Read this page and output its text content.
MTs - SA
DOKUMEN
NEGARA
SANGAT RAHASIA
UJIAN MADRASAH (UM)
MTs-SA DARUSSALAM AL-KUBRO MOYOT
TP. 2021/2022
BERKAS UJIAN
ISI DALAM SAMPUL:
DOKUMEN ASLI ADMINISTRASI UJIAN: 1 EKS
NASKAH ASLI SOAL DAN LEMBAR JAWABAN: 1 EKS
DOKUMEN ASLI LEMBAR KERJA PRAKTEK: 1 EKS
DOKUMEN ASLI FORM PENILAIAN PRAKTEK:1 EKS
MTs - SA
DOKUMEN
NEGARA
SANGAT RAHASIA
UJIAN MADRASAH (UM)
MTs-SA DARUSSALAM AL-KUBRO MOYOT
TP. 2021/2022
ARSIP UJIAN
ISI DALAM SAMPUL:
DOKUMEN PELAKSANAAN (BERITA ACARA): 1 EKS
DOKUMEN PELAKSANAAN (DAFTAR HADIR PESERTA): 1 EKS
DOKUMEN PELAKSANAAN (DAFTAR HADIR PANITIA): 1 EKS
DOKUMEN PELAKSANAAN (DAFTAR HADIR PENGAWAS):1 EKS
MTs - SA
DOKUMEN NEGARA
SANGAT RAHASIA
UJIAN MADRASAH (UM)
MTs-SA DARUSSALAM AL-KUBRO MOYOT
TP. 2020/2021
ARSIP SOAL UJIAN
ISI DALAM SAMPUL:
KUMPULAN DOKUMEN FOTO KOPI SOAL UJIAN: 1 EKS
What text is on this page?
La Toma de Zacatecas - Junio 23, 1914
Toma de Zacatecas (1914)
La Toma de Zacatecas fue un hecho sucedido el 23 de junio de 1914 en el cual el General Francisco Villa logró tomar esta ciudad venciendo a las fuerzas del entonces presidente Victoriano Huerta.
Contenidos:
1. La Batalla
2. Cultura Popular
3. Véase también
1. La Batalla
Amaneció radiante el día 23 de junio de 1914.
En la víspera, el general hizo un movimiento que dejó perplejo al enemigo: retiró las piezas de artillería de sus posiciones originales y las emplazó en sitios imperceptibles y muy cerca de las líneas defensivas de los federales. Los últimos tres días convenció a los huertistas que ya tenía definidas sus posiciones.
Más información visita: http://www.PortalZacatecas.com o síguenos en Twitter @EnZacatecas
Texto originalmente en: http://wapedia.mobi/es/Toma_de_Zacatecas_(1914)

________

◆ Set exercise
Extract the data in full. Keep it word for word.

◆ Complete response
Read this page and output its text content.
MTs - SA
DOKUMEN
NEGARA
SANGAT RAHASIA
UJIAN MADRASAH (UM)
MTs-SA DARUSSALAM AL-KUBRO MOYOT
TP. 2021/2022
BERKAS UJIAN
ISI DALAM SAMPUL:
DOKUMEN ASLI ADMINISTRASI UJIAN: 1 EKS
NASKAH ASLI SOAL DAN LEMBAR JAWABAN: 1 EKS
DOKUMEN ASLI LEMBAR KERJA PRAKTEK: 1 EKS
DOKUMEN ASLI FORM PENILAIAN PRAKTEK:1 EKS
MTs - SA
DOKUMEN
NEGARA
SANGAT RAHASIA
UJIAN MADRASAH (UM)
MTs-SA DARUSSALAM AL-KUBRO MOYOT
TP. 2021/2022
ARSIP UJIAN
ISI DALAM SAMPUL:
DOKUMEN PELAKSANAAN (BERITA ACARA): 1 EKS
DOKUMEN PELAKSANAAN (DAFTAR HADIR PESERTA): 1 EKS
DOKUMEN PELAKSANAAN (DAFTAR HADIR PANITIA): 1 EKS
DOKUMEN PELAKSANAAN (DAFTAR HADIR PENGAWAS):1 EKS
MTs - SA
DOKUMEN NEGARA
SANGAT RAHASIA
UJIAN MADRASAH (UM)
MTs-SA DARUSSALAM AL-KUBRO MOYOT
TP. 2020/2021
ARSIP SOAL UJIAN
ISI DALAM SAMPUL:
KUMPULAN DOKUMEN FOTO KOPI SOAL UJIAN: 1 EKS
What text is on this page?
La Toma de Zacatecas - Junio 23, 1914
Toma de Zacatecas (1914)
La Toma de Zacatecas fue un hecho sucedido el 23 de junio de 1914 en el cual el General Francisco Villa logró tomar esta ciudad venciendo a las fuerzas del entonces presidente Victoriano Huerta.
Contenidos:
1. La Batalla
2. Cultura Popular
3. Véase también
1. La Batalla
Amaneció radiante el día 23 de junio de 1914.
En la víspera, el general hizo un movimiento que dejó perplejo al enemigo: retiró las piezas de artillería de sus posiciones originales y las emplazó en sitios imperceptibles y muy cerca de las líneas defensivas de los federales. Los últimos tres días convenció a los huertistas que ya tenía definidas sus posiciones.
Más información visita: http://www.PortalZacatecas.com o síguenos en Twitter @EnZacatecas
Texto originalmente en: http://wapedia.mobi/es/Toma_de_Zacatecas_(1914)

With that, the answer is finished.